** start of Dataset records **

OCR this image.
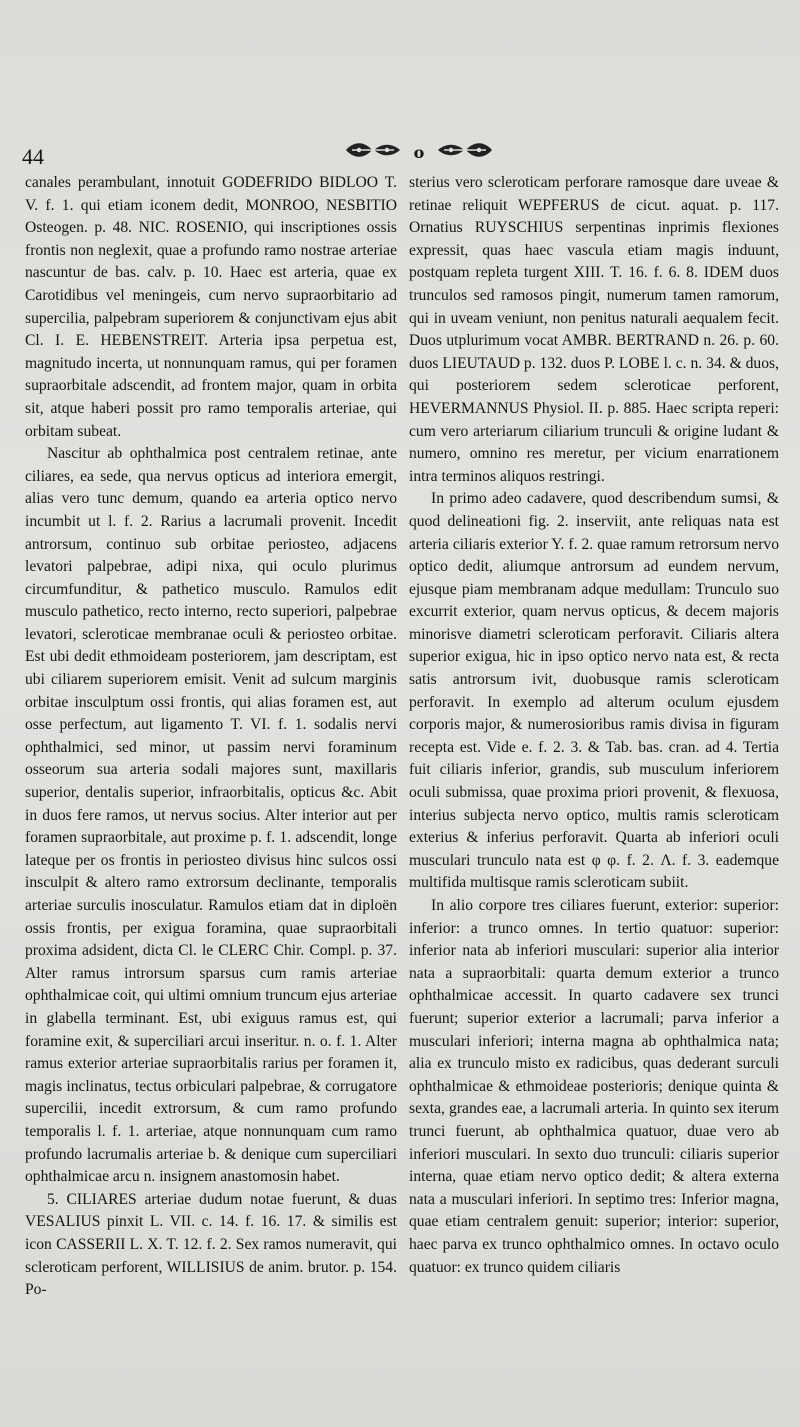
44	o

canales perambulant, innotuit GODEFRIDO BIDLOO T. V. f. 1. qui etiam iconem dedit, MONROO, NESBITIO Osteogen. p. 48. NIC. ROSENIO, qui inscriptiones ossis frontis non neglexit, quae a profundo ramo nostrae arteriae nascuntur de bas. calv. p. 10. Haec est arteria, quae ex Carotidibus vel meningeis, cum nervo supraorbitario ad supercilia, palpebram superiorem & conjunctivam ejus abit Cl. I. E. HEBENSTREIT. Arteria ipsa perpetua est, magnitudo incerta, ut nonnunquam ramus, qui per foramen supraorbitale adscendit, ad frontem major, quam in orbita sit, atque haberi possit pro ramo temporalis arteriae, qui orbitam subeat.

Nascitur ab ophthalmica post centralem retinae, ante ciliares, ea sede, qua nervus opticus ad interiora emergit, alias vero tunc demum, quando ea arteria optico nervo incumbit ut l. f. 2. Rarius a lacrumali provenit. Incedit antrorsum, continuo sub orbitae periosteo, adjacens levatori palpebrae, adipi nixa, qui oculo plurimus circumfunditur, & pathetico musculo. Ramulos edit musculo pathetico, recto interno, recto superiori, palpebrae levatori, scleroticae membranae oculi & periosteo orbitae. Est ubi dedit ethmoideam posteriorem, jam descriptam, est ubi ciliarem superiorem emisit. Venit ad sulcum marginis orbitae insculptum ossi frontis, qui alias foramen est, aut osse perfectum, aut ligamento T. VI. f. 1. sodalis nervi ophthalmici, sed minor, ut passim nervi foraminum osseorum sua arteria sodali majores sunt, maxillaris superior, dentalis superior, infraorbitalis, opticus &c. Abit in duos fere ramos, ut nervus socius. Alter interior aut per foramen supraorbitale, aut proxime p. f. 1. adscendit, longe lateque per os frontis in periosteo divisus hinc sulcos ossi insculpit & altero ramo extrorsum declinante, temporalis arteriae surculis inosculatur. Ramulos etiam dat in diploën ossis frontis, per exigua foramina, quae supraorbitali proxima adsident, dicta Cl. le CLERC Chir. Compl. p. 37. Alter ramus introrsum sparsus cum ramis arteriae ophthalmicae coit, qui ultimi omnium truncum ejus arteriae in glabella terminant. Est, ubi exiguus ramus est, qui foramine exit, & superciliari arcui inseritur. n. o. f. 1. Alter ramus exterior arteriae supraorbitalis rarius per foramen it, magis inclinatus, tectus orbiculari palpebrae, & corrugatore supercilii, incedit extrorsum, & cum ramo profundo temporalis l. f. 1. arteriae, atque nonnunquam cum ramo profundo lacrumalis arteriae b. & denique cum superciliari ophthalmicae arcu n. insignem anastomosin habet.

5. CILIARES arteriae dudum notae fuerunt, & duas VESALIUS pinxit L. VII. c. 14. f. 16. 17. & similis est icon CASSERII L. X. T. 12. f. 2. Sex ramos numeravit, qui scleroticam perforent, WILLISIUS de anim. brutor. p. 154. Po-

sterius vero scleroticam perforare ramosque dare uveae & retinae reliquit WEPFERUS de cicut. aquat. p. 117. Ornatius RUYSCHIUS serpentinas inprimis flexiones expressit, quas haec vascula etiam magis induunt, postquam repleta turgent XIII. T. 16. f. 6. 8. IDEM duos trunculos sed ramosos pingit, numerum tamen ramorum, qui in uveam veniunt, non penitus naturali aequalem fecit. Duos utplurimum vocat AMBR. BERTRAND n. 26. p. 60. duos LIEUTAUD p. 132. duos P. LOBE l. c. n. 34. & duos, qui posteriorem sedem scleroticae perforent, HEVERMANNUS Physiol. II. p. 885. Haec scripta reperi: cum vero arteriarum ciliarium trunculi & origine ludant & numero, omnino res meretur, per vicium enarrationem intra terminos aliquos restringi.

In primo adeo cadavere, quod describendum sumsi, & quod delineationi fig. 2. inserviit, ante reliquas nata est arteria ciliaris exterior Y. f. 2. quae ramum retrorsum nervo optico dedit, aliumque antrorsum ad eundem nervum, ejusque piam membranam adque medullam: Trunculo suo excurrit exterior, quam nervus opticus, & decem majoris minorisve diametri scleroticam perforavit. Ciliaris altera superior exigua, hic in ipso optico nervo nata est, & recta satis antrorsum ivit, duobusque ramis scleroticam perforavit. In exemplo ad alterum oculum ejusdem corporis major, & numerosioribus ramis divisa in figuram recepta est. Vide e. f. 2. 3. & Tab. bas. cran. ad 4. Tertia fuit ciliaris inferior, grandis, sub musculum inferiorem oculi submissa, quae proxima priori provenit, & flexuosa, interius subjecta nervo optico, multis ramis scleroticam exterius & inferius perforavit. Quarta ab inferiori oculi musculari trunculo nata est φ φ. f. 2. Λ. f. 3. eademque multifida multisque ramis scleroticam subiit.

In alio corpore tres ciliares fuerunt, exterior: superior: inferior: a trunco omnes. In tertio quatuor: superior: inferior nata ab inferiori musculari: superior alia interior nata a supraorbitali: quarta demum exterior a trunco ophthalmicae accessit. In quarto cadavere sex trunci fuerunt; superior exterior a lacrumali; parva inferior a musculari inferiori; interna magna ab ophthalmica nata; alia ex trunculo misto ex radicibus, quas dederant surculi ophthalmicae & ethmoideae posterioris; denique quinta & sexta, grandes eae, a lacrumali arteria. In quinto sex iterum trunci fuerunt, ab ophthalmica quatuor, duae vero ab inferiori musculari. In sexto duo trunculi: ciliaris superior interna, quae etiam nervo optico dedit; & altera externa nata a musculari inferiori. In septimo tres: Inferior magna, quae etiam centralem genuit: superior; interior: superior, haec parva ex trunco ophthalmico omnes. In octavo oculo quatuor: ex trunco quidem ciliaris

** end of Dataset records **

_Exercise instructions_
Images should not appear in the copy; retype the listing above exactly.

_Answer to the problem_
OCR this image.
44	o

canales perambulant, innotuit GODEFRIDO BIDLOO T. V. f. 1. qui etiam iconem dedit, MONROO, NESBITIO Osteogen. p. 48. NIC. ROSENIO, qui inscriptiones ossis frontis non neglexit, quae a profundo ramo nostrae arteriae nascuntur de bas. calv. p. 10. Haec est arteria, quae ex Carotidibus vel meningeis, cum nervo supraorbitario ad supercilia, palpebram superiorem & conjunctivam ejus abit Cl. I. E. HEBENSTREIT. Arteria ipsa perpetua est, magnitudo incerta, ut nonnunquam ramus, qui per foramen supraorbitale adscendit, ad frontem major, quam in orbita sit, atque haberi possit pro ramo temporalis arteriae, qui orbitam subeat.

Nascitur ab ophthalmica post centralem retinae, ante ciliares, ea sede, qua nervus opticus ad interiora emergit, alias vero tunc demum, quando ea arteria optico nervo incumbit ut l. f. 2. Rarius a lacrumali provenit. Incedit antrorsum, continuo sub orbitae periosteo, adjacens levatori palpebrae, adipi nixa, qui oculo plurimus circumfunditur, & pathetico musculo. Ramulos edit musculo pathetico, recto interno, recto superiori, palpebrae levatori, scleroticae membranae oculi & periosteo orbitae. Est ubi dedit ethmoideam posteriorem, jam descriptam, est ubi ciliarem superiorem emisit. Venit ad sulcum marginis orbitae insculptum ossi frontis, qui alias foramen est, aut osse perfectum, aut ligamento T. VI. f. 1. sodalis nervi ophthalmici, sed minor, ut passim nervi foraminum osseorum sua arteria sodali majores sunt, maxillaris superior, dentalis superior, infraorbitalis, opticus &c. Abit in duos fere ramos, ut nervus socius. Alter interior aut per foramen supraorbitale, aut proxime p. f. 1. adscendit, longe lateque per os frontis in periosteo divisus hinc sulcos ossi insculpit & altero ramo extrorsum declinante, temporalis arteriae surculis inosculatur. Ramulos etiam dat in diploën ossis frontis, per exigua foramina, quae supraorbitali proxima adsident, dicta Cl. le CLERC Chir. Compl. p. 37. Alter ramus introrsum sparsus cum ramis arteriae ophthalmicae coit, qui ultimi omnium truncum ejus arteriae in glabella terminant. Est, ubi exiguus ramus est, qui foramine exit, & superciliari arcui inseritur. n. o. f. 1. Alter ramus exterior arteriae supraorbitalis rarius per foramen it, magis inclinatus, tectus orbiculari palpebrae, & corrugatore supercilii, incedit extrorsum, & cum ramo profundo temporalis l. f. 1. arteriae, atque nonnunquam cum ramo profundo lacrumalis arteriae b. & denique cum superciliari ophthalmicae arcu n. insignem anastomosin habet.

5. CILIARES arteriae dudum notae fuerunt, & duas VESALIUS pinxit L. VII. c. 14. f. 16. 17. & similis est icon CASSERII L. X. T. 12. f. 2. Sex ramos numeravit, qui scleroticam perforent, WILLISIUS de anim. brutor. p. 154. Po-

sterius vero scleroticam perforare ramosque dare uveae & retinae reliquit WEPFERUS de cicut. aquat. p. 117. Ornatius RUYSCHIUS serpentinas inprimis flexiones expressit, quas haec vascula etiam magis induunt, postquam repleta turgent XIII. T. 16. f. 6. 8. IDEM duos trunculos sed ramosos pingit, numerum tamen ramorum, qui in uveam veniunt, non penitus naturali aequalem fecit. Duos utplurimum vocat AMBR. BERTRAND n. 26. p. 60. duos LIEUTAUD p. 132. duos P. LOBE l. c. n. 34. & duos, qui posteriorem sedem scleroticae perforent, HEVERMANNUS Physiol. II. p. 885. Haec scripta reperi: cum vero arteriarum ciliarium trunculi & origine ludant & numero, omnino res meretur, per vicium enarrationem intra terminos aliquos restringi.

In primo adeo cadavere, quod describendum sumsi, & quod delineationi fig. 2. inserviit, ante reliquas nata est arteria ciliaris exterior Y. f. 2. quae ramum retrorsum nervo optico dedit, aliumque antrorsum ad eundem nervum, ejusque piam membranam adque medullam: Trunculo suo excurrit exterior, quam nervus opticus, & decem majoris minorisve diametri scleroticam perforavit. Ciliaris altera superior exigua, hic in ipso optico nervo nata est, & recta satis antrorsum ivit, duobusque ramis scleroticam perforavit. In exemplo ad alterum oculum ejusdem corporis major, & numerosioribus ramis divisa in figuram recepta est. Vide e. f. 2. 3. & Tab. bas. cran. ad 4. Tertia fuit ciliaris inferior, grandis, sub musculum inferiorem oculi submissa, quae proxima priori provenit, & flexuosa, interius subjecta nervo optico, multis ramis scleroticam exterius & inferius perforavit. Quarta ab inferiori oculi musculari trunculo nata est φ φ. f. 2. Λ. f. 3. eademque multifida multisque ramis scleroticam subiit.

In alio corpore tres ciliares fuerunt, exterior: superior: inferior: a trunco omnes. In tertio quatuor: superior: inferior nata ab inferiori musculari: superior alia interior nata a supraorbitali: quarta demum exterior a trunco ophthalmicae accessit. In quarto cadavere sex trunci fuerunt; superior exterior a lacrumali; parva inferior a musculari inferiori; interna magna ab ophthalmica nata; alia ex trunculo misto ex radicibus, quas dederant surculi ophthalmicae & ethmoideae posterioris; denique quinta & sexta, grandes eae, a lacrumali arteria. In quinto sex iterum trunci fuerunt, ab ophthalmica quatuor, duae vero ab inferiori musculari. In sexto duo trunculi: ciliaris superior interna, quae etiam nervo optico dedit; & altera externa nata a musculari inferiori. In septimo tres: Inferior magna, quae etiam centralem genuit: superior; interior: superior, haec parva ex trunco ophthalmico omnes. In octavo oculo quatuor: ex trunco quidem ciliaris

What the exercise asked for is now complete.